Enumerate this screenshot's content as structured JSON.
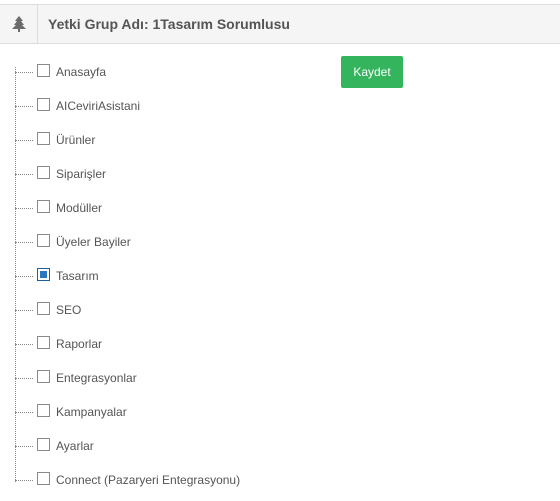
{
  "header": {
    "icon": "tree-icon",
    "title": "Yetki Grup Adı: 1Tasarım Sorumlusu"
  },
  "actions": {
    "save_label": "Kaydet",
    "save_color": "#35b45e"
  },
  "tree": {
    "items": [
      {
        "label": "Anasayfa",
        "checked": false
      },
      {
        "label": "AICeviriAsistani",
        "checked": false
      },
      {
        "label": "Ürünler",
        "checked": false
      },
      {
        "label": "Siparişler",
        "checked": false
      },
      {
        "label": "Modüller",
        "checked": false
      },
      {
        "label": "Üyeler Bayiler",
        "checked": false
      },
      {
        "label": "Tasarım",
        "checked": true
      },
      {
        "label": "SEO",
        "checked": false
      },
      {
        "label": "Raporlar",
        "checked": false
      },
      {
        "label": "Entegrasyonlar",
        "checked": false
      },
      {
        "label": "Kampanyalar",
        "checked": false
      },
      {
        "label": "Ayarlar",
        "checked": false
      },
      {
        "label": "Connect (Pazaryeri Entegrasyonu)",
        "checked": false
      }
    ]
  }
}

________________

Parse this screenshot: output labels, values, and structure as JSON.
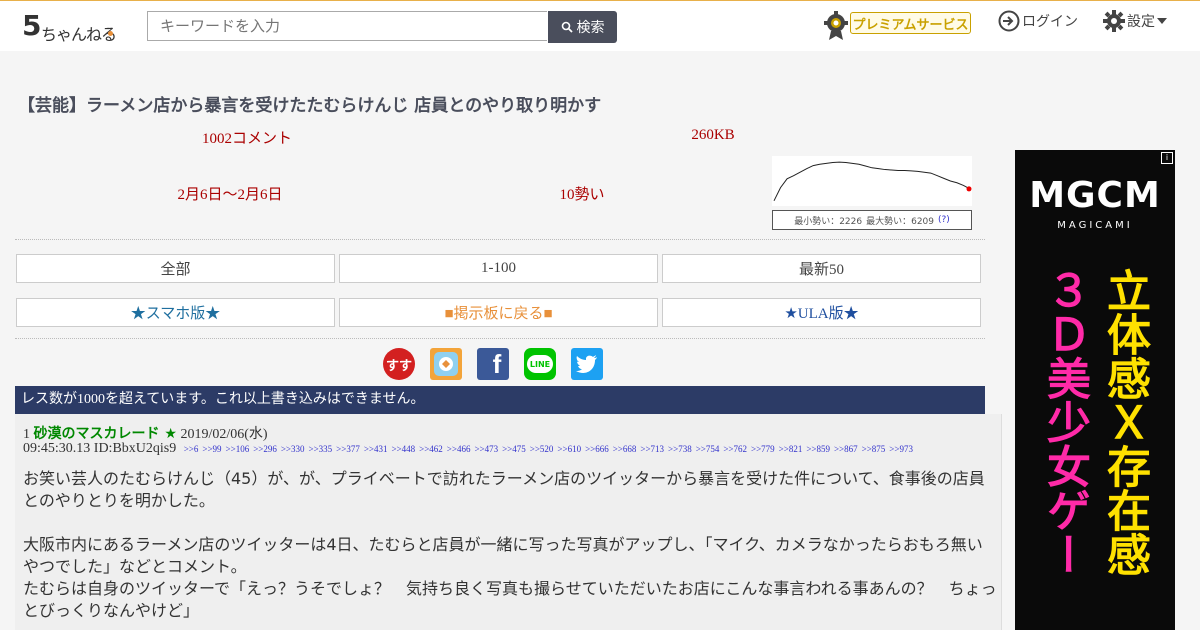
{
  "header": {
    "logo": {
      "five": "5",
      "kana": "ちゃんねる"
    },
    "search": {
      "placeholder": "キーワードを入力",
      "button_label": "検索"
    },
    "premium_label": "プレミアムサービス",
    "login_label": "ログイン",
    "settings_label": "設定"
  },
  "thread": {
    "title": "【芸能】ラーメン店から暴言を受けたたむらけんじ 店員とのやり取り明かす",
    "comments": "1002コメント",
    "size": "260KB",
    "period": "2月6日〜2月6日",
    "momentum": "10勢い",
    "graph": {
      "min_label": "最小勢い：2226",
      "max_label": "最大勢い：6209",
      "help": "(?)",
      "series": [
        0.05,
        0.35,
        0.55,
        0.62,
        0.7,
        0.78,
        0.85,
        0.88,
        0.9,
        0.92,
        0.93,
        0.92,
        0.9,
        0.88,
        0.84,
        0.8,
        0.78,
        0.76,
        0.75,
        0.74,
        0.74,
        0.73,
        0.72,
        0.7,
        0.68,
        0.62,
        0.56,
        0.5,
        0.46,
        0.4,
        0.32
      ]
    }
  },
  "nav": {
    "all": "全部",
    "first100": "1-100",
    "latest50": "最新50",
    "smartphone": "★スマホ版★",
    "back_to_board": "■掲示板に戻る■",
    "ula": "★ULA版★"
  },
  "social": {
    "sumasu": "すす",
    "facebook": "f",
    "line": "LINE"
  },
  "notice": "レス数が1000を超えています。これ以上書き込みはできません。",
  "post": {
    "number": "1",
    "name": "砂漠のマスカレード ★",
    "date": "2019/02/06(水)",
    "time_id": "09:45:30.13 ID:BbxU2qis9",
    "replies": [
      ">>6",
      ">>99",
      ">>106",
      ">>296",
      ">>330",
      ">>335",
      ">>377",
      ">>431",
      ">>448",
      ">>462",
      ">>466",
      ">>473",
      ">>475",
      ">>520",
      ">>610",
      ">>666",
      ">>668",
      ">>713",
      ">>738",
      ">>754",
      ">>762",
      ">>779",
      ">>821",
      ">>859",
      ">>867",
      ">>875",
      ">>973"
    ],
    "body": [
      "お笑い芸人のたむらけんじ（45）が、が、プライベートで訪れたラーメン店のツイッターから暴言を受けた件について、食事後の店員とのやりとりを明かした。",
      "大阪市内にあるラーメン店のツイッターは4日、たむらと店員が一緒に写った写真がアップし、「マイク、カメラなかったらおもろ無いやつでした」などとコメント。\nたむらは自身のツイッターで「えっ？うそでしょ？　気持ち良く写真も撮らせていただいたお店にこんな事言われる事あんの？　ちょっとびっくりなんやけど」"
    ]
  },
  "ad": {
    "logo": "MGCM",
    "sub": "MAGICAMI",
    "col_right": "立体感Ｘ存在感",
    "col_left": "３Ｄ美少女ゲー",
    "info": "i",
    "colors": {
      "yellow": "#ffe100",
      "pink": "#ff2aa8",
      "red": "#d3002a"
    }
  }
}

________________

What you are asked to do: Using the entries above, tally how many lines have the word "title" in them; write the number and nothing more.

Written response: 2